PROBLEM DESCRIPTION:
Retype every entry word for word.

RECORDED DATA:
----

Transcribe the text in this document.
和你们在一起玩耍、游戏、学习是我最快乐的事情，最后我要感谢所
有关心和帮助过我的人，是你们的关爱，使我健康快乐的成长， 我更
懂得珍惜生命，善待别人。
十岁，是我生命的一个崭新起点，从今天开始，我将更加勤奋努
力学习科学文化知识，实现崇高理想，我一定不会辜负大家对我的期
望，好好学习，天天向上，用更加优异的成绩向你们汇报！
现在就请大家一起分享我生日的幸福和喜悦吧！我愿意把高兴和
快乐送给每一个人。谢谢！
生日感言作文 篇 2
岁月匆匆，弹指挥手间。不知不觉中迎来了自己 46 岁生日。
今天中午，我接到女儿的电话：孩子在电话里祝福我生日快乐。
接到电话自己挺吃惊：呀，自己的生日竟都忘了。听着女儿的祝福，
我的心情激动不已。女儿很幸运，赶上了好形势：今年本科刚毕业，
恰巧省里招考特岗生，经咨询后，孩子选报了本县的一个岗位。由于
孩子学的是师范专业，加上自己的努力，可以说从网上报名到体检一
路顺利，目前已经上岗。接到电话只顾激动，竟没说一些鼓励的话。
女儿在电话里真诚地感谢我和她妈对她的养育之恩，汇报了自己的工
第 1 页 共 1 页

----

RESPONSE TO THIS EXERCISE:
Transcribe the text in this document.
和你们在一起玩耍、游戏、学习是我最快乐的事情，最后我要感谢所
有关心和帮助过我的人，是你们的关爱，使我健康快乐的成长， 我更
懂得珍惜生命，善待别人。
十岁，是我生命的一个崭新起点，从今天开始，我将更加勤奋努
力学习科学文化知识，实现崇高理想，我一定不会辜负大家对我的期
望，好好学习，天天向上，用更加优异的成绩向你们汇报！
现在就请大家一起分享我生日的幸福和喜悦吧！我愿意把高兴和
快乐送给每一个人。谢谢！
生日感言作文 篇 2
岁月匆匆，弹指挥手间。不知不觉中迎来了自己 46 岁生日。
今天中午，我接到女儿的电话：孩子在电话里祝福我生日快乐。
接到电话自己挺吃惊：呀，自己的生日竟都忘了。听着女儿的祝福，
我的心情激动不已。女儿很幸运，赶上了好形势：今年本科刚毕业，
恰巧省里招考特岗生，经咨询后，孩子选报了本县的一个岗位。由于
孩子学的是师范专业，加上自己的努力，可以说从网上报名到体检一
路顺利，目前已经上岗。接到电话只顾激动，竟没说一些鼓励的话。
女儿在电话里真诚地感谢我和她妈对她的养育之恩，汇报了自己的工
第 1 页 共 1 页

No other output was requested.